# RECORDS SUPPLIED start

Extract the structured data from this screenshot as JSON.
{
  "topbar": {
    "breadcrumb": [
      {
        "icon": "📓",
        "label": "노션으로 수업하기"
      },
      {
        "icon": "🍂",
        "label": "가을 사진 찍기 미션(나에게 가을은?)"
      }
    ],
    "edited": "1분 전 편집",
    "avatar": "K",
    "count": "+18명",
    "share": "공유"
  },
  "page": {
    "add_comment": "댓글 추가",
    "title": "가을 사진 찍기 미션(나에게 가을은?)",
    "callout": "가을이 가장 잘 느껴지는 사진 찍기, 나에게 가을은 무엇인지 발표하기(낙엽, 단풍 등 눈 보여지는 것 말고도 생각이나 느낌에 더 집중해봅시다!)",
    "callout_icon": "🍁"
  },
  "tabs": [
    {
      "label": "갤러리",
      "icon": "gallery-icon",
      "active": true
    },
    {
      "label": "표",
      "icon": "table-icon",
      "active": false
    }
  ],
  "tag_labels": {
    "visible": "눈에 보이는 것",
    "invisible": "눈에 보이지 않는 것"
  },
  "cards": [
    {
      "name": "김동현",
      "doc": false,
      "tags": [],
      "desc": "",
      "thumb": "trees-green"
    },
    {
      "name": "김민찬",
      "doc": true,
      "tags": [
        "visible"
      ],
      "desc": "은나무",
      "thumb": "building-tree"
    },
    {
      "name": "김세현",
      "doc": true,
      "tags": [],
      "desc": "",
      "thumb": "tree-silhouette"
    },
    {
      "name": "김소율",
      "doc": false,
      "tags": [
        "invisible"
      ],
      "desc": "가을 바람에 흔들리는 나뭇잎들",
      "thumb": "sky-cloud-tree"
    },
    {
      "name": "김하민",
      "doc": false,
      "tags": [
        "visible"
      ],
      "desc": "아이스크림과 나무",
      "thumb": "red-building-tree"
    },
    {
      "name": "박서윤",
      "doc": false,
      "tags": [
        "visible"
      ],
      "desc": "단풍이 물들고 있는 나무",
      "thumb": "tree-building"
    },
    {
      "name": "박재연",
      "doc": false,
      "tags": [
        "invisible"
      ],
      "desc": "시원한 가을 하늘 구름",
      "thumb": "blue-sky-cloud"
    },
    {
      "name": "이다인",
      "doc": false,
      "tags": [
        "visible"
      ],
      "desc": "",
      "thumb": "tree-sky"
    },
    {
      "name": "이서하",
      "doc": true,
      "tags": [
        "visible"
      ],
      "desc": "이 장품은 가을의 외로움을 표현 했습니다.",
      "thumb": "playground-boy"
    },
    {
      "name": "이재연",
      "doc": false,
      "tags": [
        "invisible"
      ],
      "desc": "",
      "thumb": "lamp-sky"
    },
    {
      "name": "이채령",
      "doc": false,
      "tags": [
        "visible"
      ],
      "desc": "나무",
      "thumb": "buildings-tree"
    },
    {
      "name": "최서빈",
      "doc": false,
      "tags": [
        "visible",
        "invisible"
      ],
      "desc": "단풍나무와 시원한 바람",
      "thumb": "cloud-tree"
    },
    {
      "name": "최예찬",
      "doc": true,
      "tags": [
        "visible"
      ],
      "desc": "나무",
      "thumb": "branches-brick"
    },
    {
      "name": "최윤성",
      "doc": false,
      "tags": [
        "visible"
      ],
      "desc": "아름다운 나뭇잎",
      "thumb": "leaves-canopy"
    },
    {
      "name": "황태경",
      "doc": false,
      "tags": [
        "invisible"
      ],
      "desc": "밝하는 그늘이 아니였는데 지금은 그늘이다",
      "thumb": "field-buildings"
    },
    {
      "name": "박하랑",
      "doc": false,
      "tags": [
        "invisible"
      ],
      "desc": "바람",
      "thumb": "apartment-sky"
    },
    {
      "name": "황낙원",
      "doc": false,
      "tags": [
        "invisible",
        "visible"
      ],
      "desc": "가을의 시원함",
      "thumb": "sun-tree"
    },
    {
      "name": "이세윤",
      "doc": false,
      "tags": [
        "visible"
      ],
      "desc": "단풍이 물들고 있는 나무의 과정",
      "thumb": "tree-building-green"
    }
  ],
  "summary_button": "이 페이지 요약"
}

# RECORDS SUPPLIED end

Give an exact copy of all the data shown above.

Extract the structured data from this screenshot as JSON.
{
  "topbar": {
    "breadcrumb": [
      {
        "icon": "📓",
        "label": "노션으로 수업하기"
      },
      {
        "icon": "🍂",
        "label": "가을 사진 찍기 미션(나에게 가을은?)"
      }
    ],
    "edited": "1분 전 편집",
    "avatar": "K",
    "count": "+18명",
    "share": "공유"
  },
  "page": {
    "add_comment": "댓글 추가",
    "title": "가을 사진 찍기 미션(나에게 가을은?)",
    "callout": "가을이 가장 잘 느껴지는 사진 찍기, 나에게 가을은 무엇인지 발표하기(낙엽, 단풍 등 눈 보여지는 것 말고도 생각이나 느낌에 더 집중해봅시다!)",
    "callout_icon": "🍁"
  },
  "tabs": [
    {
      "label": "갤러리",
      "icon": "gallery-icon",
      "active": true
    },
    {
      "label": "표",
      "icon": "table-icon",
      "active": false
    }
  ],
  "tag_labels": {
    "visible": "눈에 보이는 것",
    "invisible": "눈에 보이지 않는 것"
  },
  "cards": [
    {
      "name": "김동현",
      "doc": false,
      "tags": [],
      "desc": "",
      "thumb": "trees-green"
    },
    {
      "name": "김민찬",
      "doc": true,
      "tags": [
        "visible"
      ],
      "desc": "은나무",
      "thumb": "building-tree"
    },
    {
      "name": "김세현",
      "doc": true,
      "tags": [],
      "desc": "",
      "thumb": "tree-silhouette"
    },
    {
      "name": "김소율",
      "doc": false,
      "tags": [
        "invisible"
      ],
      "desc": "가을 바람에 흔들리는 나뭇잎들",
      "thumb": "sky-cloud-tree"
    },
    {
      "name": "김하민",
      "doc": false,
      "tags": [
        "visible"
      ],
      "desc": "아이스크림과 나무",
      "thumb": "red-building-tree"
    },
    {
      "name": "박서윤",
      "doc": false,
      "tags": [
        "visible"
      ],
      "desc": "단풍이 물들고 있는 나무",
      "thumb": "tree-building"
    },
    {
      "name": "박재연",
      "doc": false,
      "tags": [
        "invisible"
      ],
      "desc": "시원한 가을 하늘 구름",
      "thumb": "blue-sky-cloud"
    },
    {
      "name": "이다인",
      "doc": false,
      "tags": [
        "visible"
      ],
      "desc": "",
      "thumb": "tree-sky"
    },
    {
      "name": "이서하",
      "doc": true,
      "tags": [
        "visible"
      ],
      "desc": "이 장품은 가을의 외로움을 표현 했습니다.",
      "thumb": "playground-boy"
    },
    {
      "name": "이재연",
      "doc": false,
      "tags": [
        "invisible"
      ],
      "desc": "",
      "thumb": "lamp-sky"
    },
    {
      "name": "이채령",
      "doc": false,
      "tags": [
        "visible"
      ],
      "desc": "나무",
      "thumb": "buildings-tree"
    },
    {
      "name": "최서빈",
      "doc": false,
      "tags": [
        "visible",
        "invisible"
      ],
      "desc": "단풍나무와 시원한 바람",
      "thumb": "cloud-tree"
    },
    {
      "name": "최예찬",
      "doc": true,
      "tags": [
        "visible"
      ],
      "desc": "나무",
      "thumb": "branches-brick"
    },
    {
      "name": "최윤성",
      "doc": false,
      "tags": [
        "visible"
      ],
      "desc": "아름다운 나뭇잎",
      "thumb": "leaves-canopy"
    },
    {
      "name": "황태경",
      "doc": false,
      "tags": [
        "invisible"
      ],
      "desc": "밝하는 그늘이 아니였는데 지금은 그늘이다",
      "thumb": "field-buildings"
    },
    {
      "name": "박하랑",
      "doc": false,
      "tags": [
        "invisible"
      ],
      "desc": "바람",
      "thumb": "apartment-sky"
    },
    {
      "name": "황낙원",
      "doc": false,
      "tags": [
        "invisible",
        "visible"
      ],
      "desc": "가을의 시원함",
      "thumb": "sun-tree"
    },
    {
      "name": "이세윤",
      "doc": false,
      "tags": [
        "visible"
      ],
      "desc": "단풍이 물들고 있는 나무의 과정",
      "thumb": "tree-building-green"
    }
  ],
  "summary_button": "이 페이지 요약"
}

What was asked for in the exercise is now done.